— START OF RAW RECORDS —

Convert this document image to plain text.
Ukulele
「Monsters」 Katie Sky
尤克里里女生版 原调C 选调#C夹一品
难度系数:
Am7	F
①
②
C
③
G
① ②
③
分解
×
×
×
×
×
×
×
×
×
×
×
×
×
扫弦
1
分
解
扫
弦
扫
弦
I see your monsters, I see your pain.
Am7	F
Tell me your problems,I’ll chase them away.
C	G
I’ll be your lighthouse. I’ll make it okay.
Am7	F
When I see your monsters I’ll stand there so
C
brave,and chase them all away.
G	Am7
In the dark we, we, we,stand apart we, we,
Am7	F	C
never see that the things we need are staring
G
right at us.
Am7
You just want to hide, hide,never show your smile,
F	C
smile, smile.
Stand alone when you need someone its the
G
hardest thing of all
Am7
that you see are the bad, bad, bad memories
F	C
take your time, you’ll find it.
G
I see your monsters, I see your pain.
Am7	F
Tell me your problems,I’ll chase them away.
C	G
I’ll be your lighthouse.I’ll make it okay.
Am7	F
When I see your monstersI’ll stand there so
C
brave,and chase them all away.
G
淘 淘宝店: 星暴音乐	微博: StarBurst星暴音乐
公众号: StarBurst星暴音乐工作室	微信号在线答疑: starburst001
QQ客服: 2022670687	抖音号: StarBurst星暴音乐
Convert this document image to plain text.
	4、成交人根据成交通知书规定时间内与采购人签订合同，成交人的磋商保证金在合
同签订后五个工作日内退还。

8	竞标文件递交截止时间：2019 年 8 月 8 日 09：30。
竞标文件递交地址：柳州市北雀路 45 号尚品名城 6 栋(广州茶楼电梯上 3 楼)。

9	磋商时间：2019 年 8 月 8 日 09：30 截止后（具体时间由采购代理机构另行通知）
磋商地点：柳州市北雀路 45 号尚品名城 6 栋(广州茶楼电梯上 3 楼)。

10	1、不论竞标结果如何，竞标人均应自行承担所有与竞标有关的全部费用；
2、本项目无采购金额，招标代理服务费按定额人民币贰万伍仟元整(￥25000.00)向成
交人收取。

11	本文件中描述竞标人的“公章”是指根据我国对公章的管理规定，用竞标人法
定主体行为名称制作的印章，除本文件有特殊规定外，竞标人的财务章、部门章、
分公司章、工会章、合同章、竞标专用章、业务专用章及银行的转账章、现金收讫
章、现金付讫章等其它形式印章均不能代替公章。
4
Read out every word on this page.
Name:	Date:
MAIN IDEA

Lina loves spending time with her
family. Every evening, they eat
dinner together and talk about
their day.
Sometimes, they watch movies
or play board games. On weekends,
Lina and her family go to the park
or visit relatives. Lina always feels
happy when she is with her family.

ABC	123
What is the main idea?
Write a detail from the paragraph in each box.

— END OF RAW RECORDS —

▸ AIM OF THE EXERCISE
Reproduce every record, matching each line exactly.

▸ WRITTEN ANSWER
Convert this document image to plain text.
Ukulele
「Monsters」 Katie Sky
尤克里里女生版 原调C 选调#C夹一品
难度系数:
Am7	F
①
②
C
③
G
① ②
③
分解
×
×
×
×
×
×
×
×
×
×
×
×
×
扫弦
1
分
解
扫
弦
扫
弦
I see your monsters, I see your pain.
Am7	F
Tell me your problems,I’ll chase them away.
C	G
I’ll be your lighthouse. I’ll make it okay.
Am7	F
When I see your monsters I’ll stand there so
C
brave,and chase them all away.
G	Am7
In the dark we, we, we,stand apart we, we,
Am7	F	C
never see that the things we need are staring
G
right at us.
Am7
You just want to hide, hide,never show your smile,
F	C
smile, smile.
Stand alone when you need someone its the
G
hardest thing of all
Am7
that you see are the bad, bad, bad memories
F	C
take your time, you’ll find it.
G
I see your monsters, I see your pain.
Am7	F
Tell me your problems,I’ll chase them away.
C	G
I’ll be your lighthouse.I’ll make it okay.
Am7	F
When I see your monstersI’ll stand there so
C
brave,and chase them all away.
G
淘 淘宝店: 星暴音乐	微博: StarBurst星暴音乐
公众号: StarBurst星暴音乐工作室	微信号在线答疑: starburst001
QQ客服: 2022670687	抖音号: StarBurst星暴音乐
Convert this document image to plain text.
	4、成交人根据成交通知书规定时间内与采购人签订合同，成交人的磋商保证金在合
同签订后五个工作日内退还。

8	竞标文件递交截止时间：2019 年 8 月 8 日 09：30。
竞标文件递交地址：柳州市北雀路 45 号尚品名城 6 栋(广州茶楼电梯上 3 楼)。

9	磋商时间：2019 年 8 月 8 日 09：30 截止后（具体时间由采购代理机构另行通知）
磋商地点：柳州市北雀路 45 号尚品名城 6 栋(广州茶楼电梯上 3 楼)。

10	1、不论竞标结果如何，竞标人均应自行承担所有与竞标有关的全部费用；
2、本项目无采购金额，招标代理服务费按定额人民币贰万伍仟元整(￥25000.00)向成
交人收取。

11	本文件中描述竞标人的“公章”是指根据我国对公章的管理规定，用竞标人法
定主体行为名称制作的印章，除本文件有特殊规定外，竞标人的财务章、部门章、
分公司章、工会章、合同章、竞标专用章、业务专用章及银行的转账章、现金收讫
章、现金付讫章等其它形式印章均不能代替公章。
4
Read out every word on this page.
Name:	Date:
MAIN IDEA

Lina loves spending time with her
family. Every evening, they eat
dinner together and talk about
their day.
Sometimes, they watch movies
or play board games. On weekends,
Lina and her family go to the park
or visit relatives. Lina always feels
happy when she is with her family.

ABC	123
What is the main idea?
Write a detail from the paragraph in each box.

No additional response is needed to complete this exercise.